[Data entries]
┌──
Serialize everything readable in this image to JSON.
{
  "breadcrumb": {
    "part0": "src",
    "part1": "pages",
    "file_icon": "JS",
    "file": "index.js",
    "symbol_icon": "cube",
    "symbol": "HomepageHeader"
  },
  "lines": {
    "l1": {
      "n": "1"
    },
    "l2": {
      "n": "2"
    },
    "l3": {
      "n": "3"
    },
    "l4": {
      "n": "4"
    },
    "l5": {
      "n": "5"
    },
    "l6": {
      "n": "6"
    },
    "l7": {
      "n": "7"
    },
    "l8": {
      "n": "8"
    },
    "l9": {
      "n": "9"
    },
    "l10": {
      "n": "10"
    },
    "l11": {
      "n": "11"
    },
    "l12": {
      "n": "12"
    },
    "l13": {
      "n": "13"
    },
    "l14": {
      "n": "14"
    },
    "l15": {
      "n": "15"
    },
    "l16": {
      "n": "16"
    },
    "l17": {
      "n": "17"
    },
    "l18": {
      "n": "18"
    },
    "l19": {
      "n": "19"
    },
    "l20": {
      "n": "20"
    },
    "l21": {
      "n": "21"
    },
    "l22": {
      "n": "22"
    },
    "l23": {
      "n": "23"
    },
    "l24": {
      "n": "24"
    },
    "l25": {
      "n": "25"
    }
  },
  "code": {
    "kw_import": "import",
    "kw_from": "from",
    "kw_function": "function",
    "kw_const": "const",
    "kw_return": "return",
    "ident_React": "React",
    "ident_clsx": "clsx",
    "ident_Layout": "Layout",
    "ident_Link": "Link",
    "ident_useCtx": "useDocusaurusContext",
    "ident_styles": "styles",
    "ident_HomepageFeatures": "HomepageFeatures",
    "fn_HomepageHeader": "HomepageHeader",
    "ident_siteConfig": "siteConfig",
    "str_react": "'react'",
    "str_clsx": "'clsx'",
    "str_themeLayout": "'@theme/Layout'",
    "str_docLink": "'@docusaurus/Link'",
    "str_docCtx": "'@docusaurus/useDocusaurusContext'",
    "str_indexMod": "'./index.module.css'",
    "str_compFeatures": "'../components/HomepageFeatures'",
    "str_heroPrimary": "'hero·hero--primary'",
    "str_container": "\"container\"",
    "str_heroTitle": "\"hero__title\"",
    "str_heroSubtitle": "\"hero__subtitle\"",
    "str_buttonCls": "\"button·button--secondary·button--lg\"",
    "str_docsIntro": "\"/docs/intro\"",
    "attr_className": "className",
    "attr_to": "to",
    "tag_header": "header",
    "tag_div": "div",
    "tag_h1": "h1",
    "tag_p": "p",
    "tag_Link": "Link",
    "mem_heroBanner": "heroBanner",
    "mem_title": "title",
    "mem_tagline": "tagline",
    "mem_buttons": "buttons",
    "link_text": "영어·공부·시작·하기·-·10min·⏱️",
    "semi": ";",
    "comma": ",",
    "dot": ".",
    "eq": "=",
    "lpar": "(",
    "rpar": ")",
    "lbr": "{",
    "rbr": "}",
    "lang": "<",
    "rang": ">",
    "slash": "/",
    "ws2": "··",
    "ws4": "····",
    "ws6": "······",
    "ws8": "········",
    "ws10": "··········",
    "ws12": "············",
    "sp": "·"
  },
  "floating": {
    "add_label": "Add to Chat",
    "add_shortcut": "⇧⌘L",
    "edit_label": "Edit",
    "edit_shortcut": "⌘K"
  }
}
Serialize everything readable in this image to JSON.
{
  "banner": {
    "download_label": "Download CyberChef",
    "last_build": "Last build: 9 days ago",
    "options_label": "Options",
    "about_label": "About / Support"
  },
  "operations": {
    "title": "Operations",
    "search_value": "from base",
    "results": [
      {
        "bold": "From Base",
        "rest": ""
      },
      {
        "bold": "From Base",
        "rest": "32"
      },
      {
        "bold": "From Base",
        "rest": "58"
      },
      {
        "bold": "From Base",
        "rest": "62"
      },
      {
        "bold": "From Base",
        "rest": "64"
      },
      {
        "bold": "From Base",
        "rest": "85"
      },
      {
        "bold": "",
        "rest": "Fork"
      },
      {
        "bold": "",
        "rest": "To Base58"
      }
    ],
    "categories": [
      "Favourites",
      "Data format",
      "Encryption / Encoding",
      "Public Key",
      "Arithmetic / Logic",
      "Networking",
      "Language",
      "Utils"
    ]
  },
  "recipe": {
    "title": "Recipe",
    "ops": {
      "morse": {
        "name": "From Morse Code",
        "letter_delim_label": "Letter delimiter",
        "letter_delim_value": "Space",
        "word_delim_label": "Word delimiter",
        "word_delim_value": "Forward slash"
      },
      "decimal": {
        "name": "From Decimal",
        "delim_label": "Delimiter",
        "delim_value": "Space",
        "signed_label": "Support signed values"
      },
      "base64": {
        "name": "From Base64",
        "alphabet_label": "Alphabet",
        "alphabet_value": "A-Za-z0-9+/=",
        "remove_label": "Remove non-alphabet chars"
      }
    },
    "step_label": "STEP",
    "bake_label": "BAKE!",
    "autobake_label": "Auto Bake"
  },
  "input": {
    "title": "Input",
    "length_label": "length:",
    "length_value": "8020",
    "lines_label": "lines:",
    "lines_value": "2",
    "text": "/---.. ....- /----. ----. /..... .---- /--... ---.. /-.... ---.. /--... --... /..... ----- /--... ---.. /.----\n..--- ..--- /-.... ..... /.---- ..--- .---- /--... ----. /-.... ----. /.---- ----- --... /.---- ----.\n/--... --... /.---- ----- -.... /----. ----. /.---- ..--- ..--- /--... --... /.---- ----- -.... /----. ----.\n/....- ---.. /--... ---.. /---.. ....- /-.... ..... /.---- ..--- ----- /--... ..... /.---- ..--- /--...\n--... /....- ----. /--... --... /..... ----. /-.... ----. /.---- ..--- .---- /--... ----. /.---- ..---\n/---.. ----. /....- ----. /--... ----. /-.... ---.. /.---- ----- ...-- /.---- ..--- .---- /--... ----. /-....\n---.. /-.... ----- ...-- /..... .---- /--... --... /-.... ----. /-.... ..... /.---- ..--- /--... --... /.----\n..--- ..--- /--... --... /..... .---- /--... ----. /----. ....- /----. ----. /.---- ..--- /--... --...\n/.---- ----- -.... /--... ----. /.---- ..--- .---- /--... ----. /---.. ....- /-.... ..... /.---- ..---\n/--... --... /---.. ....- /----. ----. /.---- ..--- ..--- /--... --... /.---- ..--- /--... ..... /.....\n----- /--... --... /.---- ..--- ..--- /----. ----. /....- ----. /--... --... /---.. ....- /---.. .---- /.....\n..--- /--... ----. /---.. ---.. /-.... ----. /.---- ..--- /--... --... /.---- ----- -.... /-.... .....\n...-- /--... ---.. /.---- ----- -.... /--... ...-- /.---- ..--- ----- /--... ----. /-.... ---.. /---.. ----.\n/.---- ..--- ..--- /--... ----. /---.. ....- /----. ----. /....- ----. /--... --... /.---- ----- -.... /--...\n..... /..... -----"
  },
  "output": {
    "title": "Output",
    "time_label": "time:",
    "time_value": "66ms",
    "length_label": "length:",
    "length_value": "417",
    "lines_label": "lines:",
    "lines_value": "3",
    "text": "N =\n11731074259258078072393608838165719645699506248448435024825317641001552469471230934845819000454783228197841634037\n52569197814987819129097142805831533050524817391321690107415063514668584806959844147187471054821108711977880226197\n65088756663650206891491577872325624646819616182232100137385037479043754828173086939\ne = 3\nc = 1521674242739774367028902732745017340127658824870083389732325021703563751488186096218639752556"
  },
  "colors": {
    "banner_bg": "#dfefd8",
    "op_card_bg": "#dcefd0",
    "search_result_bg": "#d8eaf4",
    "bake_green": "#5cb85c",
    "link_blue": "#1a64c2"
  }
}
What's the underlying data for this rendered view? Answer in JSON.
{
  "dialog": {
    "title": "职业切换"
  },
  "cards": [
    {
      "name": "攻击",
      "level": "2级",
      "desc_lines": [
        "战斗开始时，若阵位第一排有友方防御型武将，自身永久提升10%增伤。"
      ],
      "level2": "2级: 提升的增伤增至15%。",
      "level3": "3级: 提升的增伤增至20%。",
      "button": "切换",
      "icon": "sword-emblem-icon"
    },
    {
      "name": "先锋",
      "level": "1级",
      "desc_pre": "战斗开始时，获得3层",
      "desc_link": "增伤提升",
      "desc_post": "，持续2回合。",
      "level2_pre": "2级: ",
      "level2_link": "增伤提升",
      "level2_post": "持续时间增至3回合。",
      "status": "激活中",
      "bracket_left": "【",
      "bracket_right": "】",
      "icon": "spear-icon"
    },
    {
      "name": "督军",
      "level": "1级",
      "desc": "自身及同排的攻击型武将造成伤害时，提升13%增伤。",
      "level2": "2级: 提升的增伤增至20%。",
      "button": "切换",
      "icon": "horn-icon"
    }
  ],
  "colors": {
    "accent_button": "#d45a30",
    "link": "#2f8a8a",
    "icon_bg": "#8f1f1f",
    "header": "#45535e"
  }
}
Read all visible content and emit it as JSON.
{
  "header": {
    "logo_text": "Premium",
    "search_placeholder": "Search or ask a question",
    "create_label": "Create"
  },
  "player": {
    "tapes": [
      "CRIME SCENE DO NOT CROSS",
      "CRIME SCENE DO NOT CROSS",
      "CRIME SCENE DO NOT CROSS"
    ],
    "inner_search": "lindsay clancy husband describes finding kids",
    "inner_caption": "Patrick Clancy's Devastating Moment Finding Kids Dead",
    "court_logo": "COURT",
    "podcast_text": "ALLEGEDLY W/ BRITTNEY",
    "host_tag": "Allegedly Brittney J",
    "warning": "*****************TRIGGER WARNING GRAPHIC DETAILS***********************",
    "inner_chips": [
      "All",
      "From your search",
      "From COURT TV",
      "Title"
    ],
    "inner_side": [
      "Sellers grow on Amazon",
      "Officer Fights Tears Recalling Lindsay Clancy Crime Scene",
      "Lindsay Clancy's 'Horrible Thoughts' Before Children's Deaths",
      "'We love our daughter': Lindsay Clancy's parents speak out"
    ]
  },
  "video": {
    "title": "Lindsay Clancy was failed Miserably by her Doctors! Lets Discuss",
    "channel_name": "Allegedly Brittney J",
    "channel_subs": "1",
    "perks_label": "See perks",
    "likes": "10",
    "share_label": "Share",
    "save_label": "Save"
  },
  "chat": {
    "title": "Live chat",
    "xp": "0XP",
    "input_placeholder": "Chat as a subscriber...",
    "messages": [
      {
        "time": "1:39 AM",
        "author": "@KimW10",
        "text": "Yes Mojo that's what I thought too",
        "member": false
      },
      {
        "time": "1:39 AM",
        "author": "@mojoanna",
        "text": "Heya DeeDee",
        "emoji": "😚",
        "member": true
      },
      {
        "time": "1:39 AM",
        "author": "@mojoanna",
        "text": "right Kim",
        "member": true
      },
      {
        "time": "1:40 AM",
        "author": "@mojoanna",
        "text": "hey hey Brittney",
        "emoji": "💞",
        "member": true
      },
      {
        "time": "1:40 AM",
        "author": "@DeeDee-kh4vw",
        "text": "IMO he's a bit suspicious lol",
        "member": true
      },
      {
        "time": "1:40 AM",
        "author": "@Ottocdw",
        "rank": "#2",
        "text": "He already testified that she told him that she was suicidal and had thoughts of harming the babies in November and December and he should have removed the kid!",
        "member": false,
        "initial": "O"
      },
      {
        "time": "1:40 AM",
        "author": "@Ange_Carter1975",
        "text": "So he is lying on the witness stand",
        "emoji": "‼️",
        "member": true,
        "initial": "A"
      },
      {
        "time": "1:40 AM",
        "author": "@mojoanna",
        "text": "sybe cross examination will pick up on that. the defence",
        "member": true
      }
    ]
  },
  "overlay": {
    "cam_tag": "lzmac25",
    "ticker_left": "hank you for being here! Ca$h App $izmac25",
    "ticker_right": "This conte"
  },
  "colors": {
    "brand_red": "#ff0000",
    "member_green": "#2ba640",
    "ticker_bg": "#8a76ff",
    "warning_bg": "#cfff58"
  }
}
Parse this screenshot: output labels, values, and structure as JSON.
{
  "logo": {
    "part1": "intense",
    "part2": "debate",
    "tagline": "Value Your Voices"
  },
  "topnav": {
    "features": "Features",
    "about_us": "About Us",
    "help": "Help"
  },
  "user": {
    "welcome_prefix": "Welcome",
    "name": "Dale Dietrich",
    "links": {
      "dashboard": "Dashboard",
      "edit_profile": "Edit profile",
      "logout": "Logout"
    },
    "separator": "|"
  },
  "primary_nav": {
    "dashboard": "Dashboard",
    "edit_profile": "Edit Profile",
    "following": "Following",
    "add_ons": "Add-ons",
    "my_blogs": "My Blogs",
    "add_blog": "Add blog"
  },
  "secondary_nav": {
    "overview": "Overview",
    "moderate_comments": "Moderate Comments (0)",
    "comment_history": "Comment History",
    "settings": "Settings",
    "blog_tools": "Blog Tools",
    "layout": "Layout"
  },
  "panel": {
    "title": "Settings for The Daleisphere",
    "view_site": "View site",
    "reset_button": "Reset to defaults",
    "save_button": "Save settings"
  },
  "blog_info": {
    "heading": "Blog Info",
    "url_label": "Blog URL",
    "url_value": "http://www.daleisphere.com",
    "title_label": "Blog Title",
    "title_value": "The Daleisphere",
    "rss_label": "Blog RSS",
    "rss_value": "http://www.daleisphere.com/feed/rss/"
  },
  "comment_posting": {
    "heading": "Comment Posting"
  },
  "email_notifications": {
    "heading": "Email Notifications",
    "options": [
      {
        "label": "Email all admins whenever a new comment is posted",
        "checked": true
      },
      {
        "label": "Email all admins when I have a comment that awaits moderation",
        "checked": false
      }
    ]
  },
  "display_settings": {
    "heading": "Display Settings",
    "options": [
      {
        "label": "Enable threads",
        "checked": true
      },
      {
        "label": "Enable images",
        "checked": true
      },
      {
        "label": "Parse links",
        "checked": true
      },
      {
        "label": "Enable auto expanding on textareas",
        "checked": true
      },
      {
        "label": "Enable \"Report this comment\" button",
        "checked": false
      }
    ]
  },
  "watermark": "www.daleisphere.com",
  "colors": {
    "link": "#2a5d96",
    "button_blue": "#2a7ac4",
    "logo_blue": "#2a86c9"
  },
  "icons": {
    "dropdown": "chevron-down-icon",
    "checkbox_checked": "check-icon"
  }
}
└──
[Given request] Identify the lines in the entries that hold "slash" and return each one.

[Result of this task]
    "slash": "/",
        "word_delim_value": "Forward slash"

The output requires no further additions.